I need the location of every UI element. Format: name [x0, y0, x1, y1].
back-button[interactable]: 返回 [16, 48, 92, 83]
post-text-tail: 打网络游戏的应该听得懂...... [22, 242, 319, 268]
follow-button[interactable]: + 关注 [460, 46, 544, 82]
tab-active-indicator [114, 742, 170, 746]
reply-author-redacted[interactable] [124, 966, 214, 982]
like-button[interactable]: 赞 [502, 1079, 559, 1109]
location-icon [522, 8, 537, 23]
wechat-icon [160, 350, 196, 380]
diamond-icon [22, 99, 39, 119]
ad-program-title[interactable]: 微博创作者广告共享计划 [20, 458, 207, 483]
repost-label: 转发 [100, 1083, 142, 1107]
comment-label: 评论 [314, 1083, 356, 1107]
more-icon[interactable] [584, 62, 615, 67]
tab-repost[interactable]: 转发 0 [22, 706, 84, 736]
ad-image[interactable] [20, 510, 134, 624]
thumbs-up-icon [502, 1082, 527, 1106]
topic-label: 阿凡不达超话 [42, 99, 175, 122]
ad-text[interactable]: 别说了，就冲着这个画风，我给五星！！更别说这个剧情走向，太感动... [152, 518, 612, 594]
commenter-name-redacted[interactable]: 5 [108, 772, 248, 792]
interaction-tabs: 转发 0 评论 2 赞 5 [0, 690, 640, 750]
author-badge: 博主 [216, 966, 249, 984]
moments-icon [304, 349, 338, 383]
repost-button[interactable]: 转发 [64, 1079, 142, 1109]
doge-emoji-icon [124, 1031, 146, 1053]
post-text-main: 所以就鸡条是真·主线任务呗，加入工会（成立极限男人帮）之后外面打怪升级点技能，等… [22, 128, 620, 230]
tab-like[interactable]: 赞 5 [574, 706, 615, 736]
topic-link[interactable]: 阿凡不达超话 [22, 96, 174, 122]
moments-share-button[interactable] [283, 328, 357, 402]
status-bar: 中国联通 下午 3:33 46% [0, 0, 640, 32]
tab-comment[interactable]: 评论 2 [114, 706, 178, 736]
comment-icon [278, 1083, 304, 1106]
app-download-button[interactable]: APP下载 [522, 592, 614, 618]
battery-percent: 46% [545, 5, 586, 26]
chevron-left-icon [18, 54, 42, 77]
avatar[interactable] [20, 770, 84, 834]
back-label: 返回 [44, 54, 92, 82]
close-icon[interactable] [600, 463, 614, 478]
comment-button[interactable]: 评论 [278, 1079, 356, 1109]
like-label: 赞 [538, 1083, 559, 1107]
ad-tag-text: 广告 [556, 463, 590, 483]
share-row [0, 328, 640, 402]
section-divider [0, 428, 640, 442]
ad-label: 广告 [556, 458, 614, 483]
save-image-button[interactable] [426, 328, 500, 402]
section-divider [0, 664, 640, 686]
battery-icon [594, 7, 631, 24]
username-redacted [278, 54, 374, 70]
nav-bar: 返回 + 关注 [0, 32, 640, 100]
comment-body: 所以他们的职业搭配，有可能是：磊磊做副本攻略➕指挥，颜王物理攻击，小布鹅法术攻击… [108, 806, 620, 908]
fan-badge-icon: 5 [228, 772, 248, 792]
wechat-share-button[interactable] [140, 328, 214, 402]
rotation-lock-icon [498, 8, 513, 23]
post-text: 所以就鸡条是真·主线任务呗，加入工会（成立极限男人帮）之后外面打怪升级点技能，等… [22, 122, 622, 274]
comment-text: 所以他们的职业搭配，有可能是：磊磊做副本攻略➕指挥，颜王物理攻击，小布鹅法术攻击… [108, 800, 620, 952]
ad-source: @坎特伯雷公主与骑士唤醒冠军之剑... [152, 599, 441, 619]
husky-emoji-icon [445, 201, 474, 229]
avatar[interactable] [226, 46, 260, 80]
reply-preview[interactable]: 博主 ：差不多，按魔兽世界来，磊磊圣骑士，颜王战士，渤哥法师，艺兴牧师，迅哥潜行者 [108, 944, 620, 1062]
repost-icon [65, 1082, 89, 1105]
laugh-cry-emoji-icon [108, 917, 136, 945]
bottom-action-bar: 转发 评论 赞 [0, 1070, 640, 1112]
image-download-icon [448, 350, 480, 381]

━━━━━━━━━━━━━━━━━━━━

* Stated exercise:
Update the data above so that every "section-divider" becomes "divider-bar", and leave everything else unchanged.

* Output of the task:
I need the location of every UI element. Format: name [x0, y0, x1, y1].
back-button[interactable]: 返回 [16, 48, 92, 83]
post-text-tail: 打网络游戏的应该听得懂...... [22, 242, 319, 268]
follow-button[interactable]: + 关注 [460, 46, 544, 82]
tab-active-indicator [114, 742, 170, 746]
reply-author-redacted[interactable] [124, 966, 214, 982]
like-button[interactable]: 赞 [502, 1079, 559, 1109]
location-icon [522, 8, 537, 23]
wechat-icon [160, 350, 196, 380]
diamond-icon [22, 99, 39, 119]
ad-program-title[interactable]: 微博创作者广告共享计划 [20, 458, 207, 483]
repost-label: 转发 [100, 1083, 142, 1107]
comment-label: 评论 [314, 1083, 356, 1107]
more-icon[interactable] [584, 62, 615, 67]
tab-repost[interactable]: 转发 0 [22, 706, 84, 736]
ad-image[interactable] [20, 510, 134, 624]
thumbs-up-icon [502, 1082, 527, 1106]
topic-label: 阿凡不达超话 [42, 99, 175, 122]
ad-text[interactable]: 别说了，就冲着这个画风，我给五星！！更别说这个剧情走向，太感动... [152, 518, 612, 594]
commenter-name-redacted[interactable]: 5 [108, 772, 248, 792]
interaction-tabs: 转发 0 评论 2 赞 5 [0, 690, 640, 750]
author-badge: 博主 [216, 966, 249, 984]
moments-icon [304, 349, 338, 383]
repost-button[interactable]: 转发 [64, 1079, 142, 1109]
doge-emoji-icon [124, 1031, 146, 1053]
post-text-main: 所以就鸡条是真·主线任务呗，加入工会（成立极限男人帮）之后外面打怪升级点技能，等… [22, 128, 620, 230]
tab-like[interactable]: 赞 5 [574, 706, 615, 736]
topic-link[interactable]: 阿凡不达超话 [22, 96, 174, 122]
moments-share-button[interactable] [283, 328, 357, 402]
status-bar: 中国联通 下午 3:33 46% [0, 0, 640, 32]
tab-comment[interactable]: 评论 2 [114, 706, 178, 736]
comment-icon [278, 1083, 304, 1106]
app-download-button[interactable]: APP下载 [522, 592, 614, 618]
battery-percent: 46% [545, 5, 586, 26]
chevron-left-icon [18, 54, 42, 77]
avatar[interactable] [20, 770, 84, 834]
back-label: 返回 [44, 54, 92, 82]
close-icon[interactable] [600, 463, 614, 478]
comment-button[interactable]: 评论 [278, 1079, 356, 1109]
like-label: 赞 [538, 1083, 559, 1107]
ad-tag-text: 广告 [556, 463, 590, 483]
share-row [0, 328, 640, 402]
divider-bar [0, 428, 640, 442]
ad-label: 广告 [556, 458, 614, 483]
save-image-button[interactable] [426, 328, 500, 402]
divider-bar [0, 664, 640, 686]
battery-icon [594, 7, 631, 24]
username-redacted [278, 54, 374, 70]
nav-bar: 返回 + 关注 [0, 32, 640, 100]
comment-body: 所以他们的职业搭配，有可能是：磊磊做副本攻略➕指挥，颜王物理攻击，小布鹅法术攻击… [108, 806, 620, 908]
fan-badge-icon: 5 [228, 772, 248, 792]
wechat-share-button[interactable] [140, 328, 214, 402]
rotation-lock-icon [498, 8, 513, 23]
post-text: 所以就鸡条是真·主线任务呗，加入工会（成立极限男人帮）之后外面打怪升级点技能，等… [22, 122, 622, 274]
comment-text: 所以他们的职业搭配，有可能是：磊磊做副本攻略➕指挥，颜王物理攻击，小布鹅法术攻击… [108, 800, 620, 952]
ad-source: @坎特伯雷公主与骑士唤醒冠军之剑... [152, 599, 441, 619]
husky-emoji-icon [445, 201, 474, 229]
avatar[interactable] [226, 46, 260, 80]
reply-preview[interactable]: 博主 ：差不多，按魔兽世界来，磊磊圣骑士，颜王战士，渤哥法师，艺兴牧师，迅哥潜行者 [108, 944, 620, 1062]
repost-icon [65, 1082, 89, 1105]
laugh-cry-emoji-icon [108, 917, 136, 945]
bottom-action-bar: 转发 评论 赞 [0, 1070, 640, 1112]
image-download-icon [448, 350, 480, 381]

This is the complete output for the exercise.